> _Records from a data collection_
■ ■ ■ ■ ■
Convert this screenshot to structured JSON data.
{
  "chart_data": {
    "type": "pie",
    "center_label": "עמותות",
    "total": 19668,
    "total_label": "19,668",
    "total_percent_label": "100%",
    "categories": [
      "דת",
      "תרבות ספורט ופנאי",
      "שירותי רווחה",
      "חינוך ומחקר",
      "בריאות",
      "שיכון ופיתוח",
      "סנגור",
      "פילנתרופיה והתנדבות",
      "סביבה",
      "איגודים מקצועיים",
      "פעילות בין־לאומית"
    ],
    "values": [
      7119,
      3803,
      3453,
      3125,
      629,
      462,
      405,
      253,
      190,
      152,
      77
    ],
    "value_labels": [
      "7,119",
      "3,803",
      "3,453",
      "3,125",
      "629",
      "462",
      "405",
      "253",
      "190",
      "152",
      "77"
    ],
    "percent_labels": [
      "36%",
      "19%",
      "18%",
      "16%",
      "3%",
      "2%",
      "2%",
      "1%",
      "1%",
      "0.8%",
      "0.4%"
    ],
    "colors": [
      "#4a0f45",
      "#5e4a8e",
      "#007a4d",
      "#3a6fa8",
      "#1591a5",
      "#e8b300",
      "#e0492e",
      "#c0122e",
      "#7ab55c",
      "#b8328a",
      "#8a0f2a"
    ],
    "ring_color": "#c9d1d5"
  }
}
■ ■ ■ ■ ■
> _Instructions for the task_
Return every record, word for word.

> _Complete output_
Convert this screenshot to structured JSON data.
{
  "chart_data": {
    "type": "pie",
    "center_label": "עמותות",
    "total": 19668,
    "total_label": "19,668",
    "total_percent_label": "100%",
    "categories": [
      "דת",
      "תרבות ספורט ופנאי",
      "שירותי רווחה",
      "חינוך ומחקר",
      "בריאות",
      "שיכון ופיתוח",
      "סנגור",
      "פילנתרופיה והתנדבות",
      "סביבה",
      "איגודים מקצועיים",
      "פעילות בין־לאומית"
    ],
    "values": [
      7119,
      3803,
      3453,
      3125,
      629,
      462,
      405,
      253,
      190,
      152,
      77
    ],
    "value_labels": [
      "7,119",
      "3,803",
      "3,453",
      "3,125",
      "629",
      "462",
      "405",
      "253",
      "190",
      "152",
      "77"
    ],
    "percent_labels": [
      "36%",
      "19%",
      "18%",
      "16%",
      "3%",
      "2%",
      "2%",
      "1%",
      "1%",
      "0.8%",
      "0.4%"
    ],
    "colors": [
      "#4a0f45",
      "#5e4a8e",
      "#007a4d",
      "#3a6fa8",
      "#1591a5",
      "#e8b300",
      "#e0492e",
      "#c0122e",
      "#7ab55c",
      "#b8328a",
      "#8a0f2a"
    ],
    "ring_color": "#c9d1d5"
  }
}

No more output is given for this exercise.